Dokumentabschnitt:
Der Rechtsextremist, der Israels Polizei führen soll
Itamar Ben-Gvir von der religiös-nationalistischen Partei Jüdische Stärke ist für seine radikalen Forderungen bekannt. Jetzt wird er gemäß Koalitionsabkommen mit Wahlsieger Netanjahu neuer Sicherheitsminister.
Kurz vor Beginn des Schabbat, des jüdischen Ruhetages, verkündeten Israel Medien eine brisante Personalie: Der rechtsextreme, wegen antiarabischer Hetze verurteilte Politiker Itamar Ben-Gvir soll Israels neuer Minister für innere Sicherheit werden. Darauf einigte er sich bei den Koalitionsverhandlungen mit Benjamin Netanjahu, der erneut israelischer Premier werden dürfte.
Wachmann mit Pistole bedroht
Im neuen Amt wird Ben-Gvir unter anderem für die Polizei zuständig sein. Dabei tut sich der 46-Jährige, der der religiös-nationalistischen Partei Jüdische Stärke vorsteht, als Provokateur hervor: Im Ostjerusalemer Stadtteil Sheich Jarrah, wo es immer wieder zu Ausschreitungen zwischen palästinensischen Anwohnern und israelischen Sicherheitskräften kommt, hat er einen Stand im Freien errichtet und ihn sein „Büro“genannt.
Einen arabischen Wachmann bedrohte er mit einer Pistole, nachdem dieser Ben-Gvir gebeten hatte, sein Auto aus dem Parkverbot zu entfernen. Als junger Mann galt er als so radikal, dass er aus Sicherheitsgründen nicht zum Militär eingezogen wurde. Noch vor wenigen Jahren hing in seinem Wohnzimmer ein Foto des jüdischen Extremisten Baruch Goldstein, der 1994 in Hebron 29 Palästinenser beim Gebet erschossen hatte.

Aufgabenbeschreibung: Setze den Bericht über Itamar Ben-Gvir oben im Anschluss an seinen letzten Satz fort.

Auflistungen von Elementen und Bereichen:

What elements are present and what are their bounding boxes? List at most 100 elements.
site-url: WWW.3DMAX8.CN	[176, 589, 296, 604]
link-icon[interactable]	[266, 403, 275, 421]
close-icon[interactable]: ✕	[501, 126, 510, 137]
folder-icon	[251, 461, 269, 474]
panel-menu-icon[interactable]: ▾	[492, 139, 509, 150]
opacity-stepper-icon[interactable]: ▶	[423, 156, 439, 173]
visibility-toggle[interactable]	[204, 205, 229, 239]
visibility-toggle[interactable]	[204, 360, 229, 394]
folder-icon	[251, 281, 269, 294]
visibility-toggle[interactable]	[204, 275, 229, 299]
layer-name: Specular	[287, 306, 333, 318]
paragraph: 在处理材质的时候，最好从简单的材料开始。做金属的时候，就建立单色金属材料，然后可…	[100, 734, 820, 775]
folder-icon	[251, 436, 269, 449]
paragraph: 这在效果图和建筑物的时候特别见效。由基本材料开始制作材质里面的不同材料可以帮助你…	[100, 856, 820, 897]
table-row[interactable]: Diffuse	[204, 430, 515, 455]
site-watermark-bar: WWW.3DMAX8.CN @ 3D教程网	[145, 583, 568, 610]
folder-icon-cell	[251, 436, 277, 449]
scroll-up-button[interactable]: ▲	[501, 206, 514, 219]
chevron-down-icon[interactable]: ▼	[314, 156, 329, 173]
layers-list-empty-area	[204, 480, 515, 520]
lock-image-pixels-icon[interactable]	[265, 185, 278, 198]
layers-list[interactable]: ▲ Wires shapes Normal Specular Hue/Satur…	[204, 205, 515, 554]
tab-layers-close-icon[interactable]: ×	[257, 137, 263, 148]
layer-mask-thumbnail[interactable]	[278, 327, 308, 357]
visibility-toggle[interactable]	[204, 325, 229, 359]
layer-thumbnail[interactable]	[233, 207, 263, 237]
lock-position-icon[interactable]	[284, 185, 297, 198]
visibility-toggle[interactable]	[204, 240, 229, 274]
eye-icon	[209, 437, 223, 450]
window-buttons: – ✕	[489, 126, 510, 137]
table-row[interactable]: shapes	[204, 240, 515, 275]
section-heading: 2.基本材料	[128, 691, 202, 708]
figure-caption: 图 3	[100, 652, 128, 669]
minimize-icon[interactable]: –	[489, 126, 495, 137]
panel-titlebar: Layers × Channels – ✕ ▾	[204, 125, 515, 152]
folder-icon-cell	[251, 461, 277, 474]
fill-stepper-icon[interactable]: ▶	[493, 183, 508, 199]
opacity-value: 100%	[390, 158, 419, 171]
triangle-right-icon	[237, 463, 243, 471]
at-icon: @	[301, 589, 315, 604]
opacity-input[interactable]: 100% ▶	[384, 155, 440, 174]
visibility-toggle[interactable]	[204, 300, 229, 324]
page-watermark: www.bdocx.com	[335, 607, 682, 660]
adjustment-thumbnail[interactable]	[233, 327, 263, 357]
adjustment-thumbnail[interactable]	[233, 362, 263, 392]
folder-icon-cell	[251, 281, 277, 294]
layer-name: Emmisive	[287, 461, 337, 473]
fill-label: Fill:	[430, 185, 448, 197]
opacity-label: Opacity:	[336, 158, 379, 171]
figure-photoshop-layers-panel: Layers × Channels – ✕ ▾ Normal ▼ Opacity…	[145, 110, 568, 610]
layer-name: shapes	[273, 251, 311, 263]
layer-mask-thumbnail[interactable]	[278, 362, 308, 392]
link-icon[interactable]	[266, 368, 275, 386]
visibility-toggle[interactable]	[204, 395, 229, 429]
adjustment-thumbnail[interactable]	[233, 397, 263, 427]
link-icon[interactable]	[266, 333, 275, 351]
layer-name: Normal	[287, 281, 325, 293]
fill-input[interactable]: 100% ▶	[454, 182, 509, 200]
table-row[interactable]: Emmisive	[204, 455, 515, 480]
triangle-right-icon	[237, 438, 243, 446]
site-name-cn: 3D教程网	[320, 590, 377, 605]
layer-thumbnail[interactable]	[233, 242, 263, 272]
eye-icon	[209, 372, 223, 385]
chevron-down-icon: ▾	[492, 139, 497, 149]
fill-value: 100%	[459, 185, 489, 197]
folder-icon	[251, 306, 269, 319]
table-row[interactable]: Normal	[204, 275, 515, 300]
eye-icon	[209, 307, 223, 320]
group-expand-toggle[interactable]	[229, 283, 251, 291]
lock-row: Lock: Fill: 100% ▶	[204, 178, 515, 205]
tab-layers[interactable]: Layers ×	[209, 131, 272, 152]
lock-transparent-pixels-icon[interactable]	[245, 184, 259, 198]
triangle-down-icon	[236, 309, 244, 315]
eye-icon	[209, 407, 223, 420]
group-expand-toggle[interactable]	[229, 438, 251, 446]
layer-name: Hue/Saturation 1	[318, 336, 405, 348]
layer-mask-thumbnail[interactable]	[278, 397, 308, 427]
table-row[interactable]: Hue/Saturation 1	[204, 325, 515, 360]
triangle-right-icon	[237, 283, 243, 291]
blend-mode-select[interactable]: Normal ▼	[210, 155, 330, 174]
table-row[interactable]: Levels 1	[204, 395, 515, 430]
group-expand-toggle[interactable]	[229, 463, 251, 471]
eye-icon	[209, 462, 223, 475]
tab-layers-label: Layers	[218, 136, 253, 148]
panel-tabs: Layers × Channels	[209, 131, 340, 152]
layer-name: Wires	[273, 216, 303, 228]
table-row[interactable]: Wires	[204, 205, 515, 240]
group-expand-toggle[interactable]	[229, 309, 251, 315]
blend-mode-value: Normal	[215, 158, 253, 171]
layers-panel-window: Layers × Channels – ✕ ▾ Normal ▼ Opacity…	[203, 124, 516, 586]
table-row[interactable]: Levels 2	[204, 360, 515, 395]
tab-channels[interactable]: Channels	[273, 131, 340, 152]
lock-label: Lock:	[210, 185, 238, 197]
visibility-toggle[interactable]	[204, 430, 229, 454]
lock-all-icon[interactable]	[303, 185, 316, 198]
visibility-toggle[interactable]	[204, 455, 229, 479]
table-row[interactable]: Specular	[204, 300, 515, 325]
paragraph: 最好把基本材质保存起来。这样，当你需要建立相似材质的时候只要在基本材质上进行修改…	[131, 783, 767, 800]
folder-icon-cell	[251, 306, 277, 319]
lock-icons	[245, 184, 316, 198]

Ergebnis der Aufgabe:
Ben-Gvirs Versprechen vor der Parlamentswahl lautete, die Sicherheit
israelischer Bürger „wiederherzustellen“. Nach der Einigung mit Netanjahu verkündete er auf Twitter, Jüdische Stärke habe nun die nötigen Mittel dafür erhalten. „Es ist Zeit für eine komplett rechte Regierung!“
Berichten zufolge soll das Ministerium für innere Sicherheit erweiterte Zuständigkeiten bekommen: So soll Ben-Gvir nicht nur Autorität über die reguläre Polizei erhalten, sondern auch über die Grenzpolizei im Westjordanland, die bisher der Armeeführung unterstanden ist und für Antiterror-Operationen sowie bei Unruhen eingesetzt wird. Dieser Teil der Abmachung ist besonders sensibel, da Ben-Gvir selbst in einer der umstrittenen israelischen
Siedlungen im Westjordanland lebt, das die Palästinenser als Teil ihres künftigen Staats sehen. Zuletzt gab es Berichte über – häufig ungeahndete – Gewalt radikaler Siedler gegen Palästinenser.
Drohung mit Deportation
Wie der künftige Minister agieren will, hat er schon angedeutet. Am Mittwoch waren an zwei Bushaltestellen in Jerusalem Sprengsätze detoniert, offenbar aus der Ferne gezündet von palästinensischen Attentätern. Ein 16-jähriger Schüler starb. Später forderte Ben-Gvir am Tatort, zur Politik der „gezielten Tötungen“zurückzukehren.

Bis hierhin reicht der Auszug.